- _Task prompt_
Copy each line of the data below with the word "this".

[Stored data]
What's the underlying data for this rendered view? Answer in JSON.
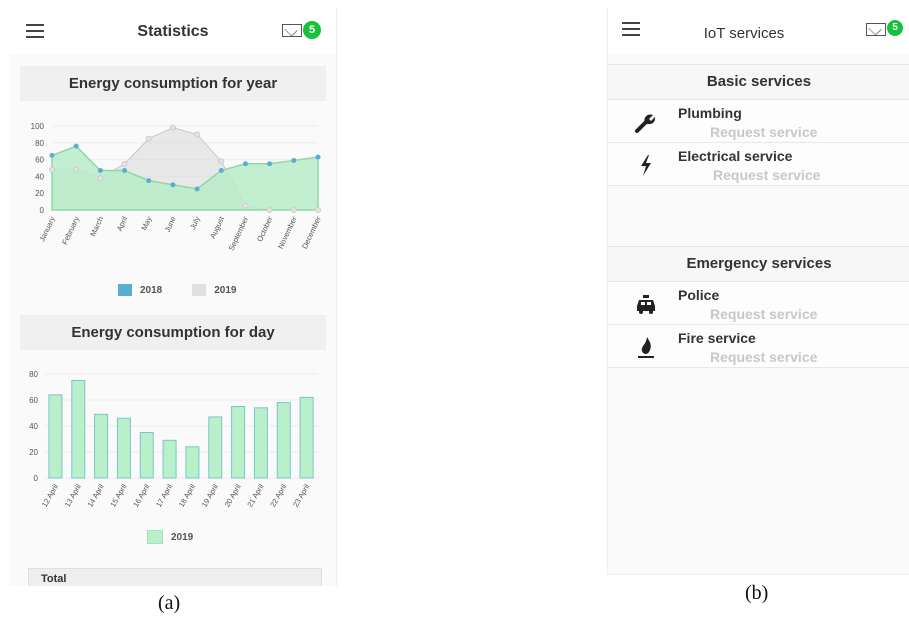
{
  "screen_a": {
    "title": "Statistics",
    "badge_count": "5",
    "year_section": "Energy consumption for year",
    "day_section": "Energy consumption for day",
    "total_label": "Total",
    "caption": "(a)"
  },
  "screen_b": {
    "title": "IoT services",
    "badge_count": "5",
    "basic_header": "Basic services",
    "emergency_header": "Emergency services",
    "basic_items": [
      {
        "name": "Plumbing",
        "action": "Request service",
        "icon": "wrench-icon"
      },
      {
        "name": "Electrical service",
        "action": "Request service",
        "icon": "lightning-icon"
      }
    ],
    "emergency_items": [
      {
        "name": "Police",
        "action": "Request service",
        "icon": "police-car-icon"
      },
      {
        "name": "Fire service",
        "action": "Request service",
        "icon": "fire-icon"
      }
    ],
    "caption": "(b)"
  },
  "colors": {
    "accent_green": "#16c23a",
    "series_2018": "#5aaed0",
    "series_2018_fill": "#b7ecc8",
    "series_2019": "#d9d9d9",
    "bar_fill": "#b7f0c9",
    "bar_stroke": "#7cc4cf"
  },
  "chart_data": [
    {
      "type": "area",
      "categories": [
        "January",
        "February",
        "March",
        "April",
        "May",
        "June",
        "July",
        "August",
        "September",
        "October",
        "November",
        "December"
      ],
      "series": [
        {
          "name": "2018",
          "values": [
            65,
            76,
            47,
            47,
            35,
            30,
            25,
            47,
            55,
            55,
            59,
            63
          ]
        },
        {
          "name": "2019",
          "values": [
            48,
            48,
            38,
            55,
            85,
            98,
            90,
            58,
            5,
            0,
            0,
            0
          ]
        }
      ],
      "yticks": [
        0,
        20,
        40,
        60,
        80,
        100
      ],
      "ylim": [
        0,
        100
      ],
      "legend": "bottom"
    },
    {
      "type": "bar",
      "categories": [
        "12 April",
        "13 April",
        "14 April",
        "15 April",
        "16 April",
        "17 April",
        "18 April",
        "19 April",
        "20 April",
        "21 April",
        "22 April",
        "23 April"
      ],
      "series": [
        {
          "name": "2019",
          "values": [
            64,
            75,
            49,
            46,
            35,
            29,
            24,
            47,
            55,
            54,
            58,
            62
          ]
        }
      ],
      "yticks": [
        0,
        20,
        40,
        60,
        80
      ],
      "ylim": [
        0,
        80
      ],
      "legend": "bottom"
    }
  ]
}
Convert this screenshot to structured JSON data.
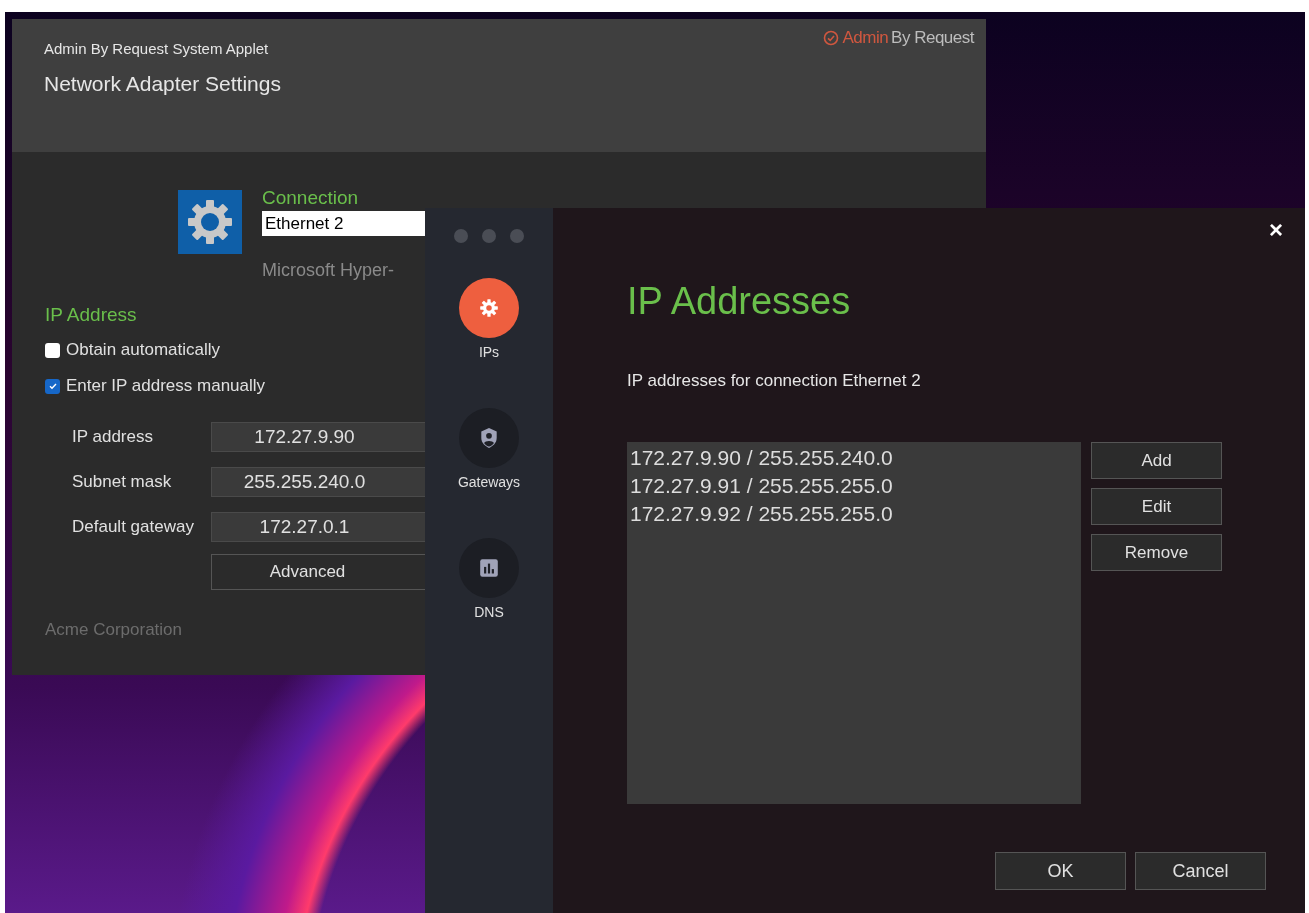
{
  "background_window": {
    "app_name": "Admin By Request System Applet",
    "title": "Network Adapter Settings",
    "brand": {
      "accent": "Admin",
      "rest": "By Request"
    },
    "connection_label": "Connection",
    "connection_name": "Ethernet 2",
    "adapter": "Microsoft Hyper-",
    "ip_section": "IP Address",
    "options": [
      {
        "label": "Obtain automatically",
        "checked": false
      },
      {
        "label": "Enter IP address manually",
        "checked": true
      }
    ],
    "fields": [
      {
        "label": "IP address",
        "value": "172.27.9.90"
      },
      {
        "label": "Subnet mask",
        "value": "255.255.240.0"
      },
      {
        "label": "Default gateway",
        "value": "172.27.0.1"
      }
    ],
    "advanced_button": "Advanced",
    "footer": "Acme Corporation"
  },
  "dialog": {
    "close": "×",
    "nav": [
      {
        "label": "IPs",
        "kind": "gear",
        "selected": true
      },
      {
        "label": "Gateways",
        "kind": "shield",
        "selected": false
      },
      {
        "label": "DNS",
        "kind": "chart",
        "selected": false
      }
    ],
    "title": "IP Addresses",
    "subtitle": "IP addresses for connection Ethernet 2",
    "addresses": [
      "172.27.9.90 / 255.255.240.0",
      "172.27.9.91 / 255.255.255.0",
      "172.27.9.92 / 255.255.255.0"
    ],
    "side_buttons": [
      "Add",
      "Edit",
      "Remove"
    ],
    "footer_buttons": [
      "OK",
      "Cancel"
    ]
  }
}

- _Solution below_
What's the underlying data for this rendered view? Answer in JSON.
Convert this screenshot to structured JSON data.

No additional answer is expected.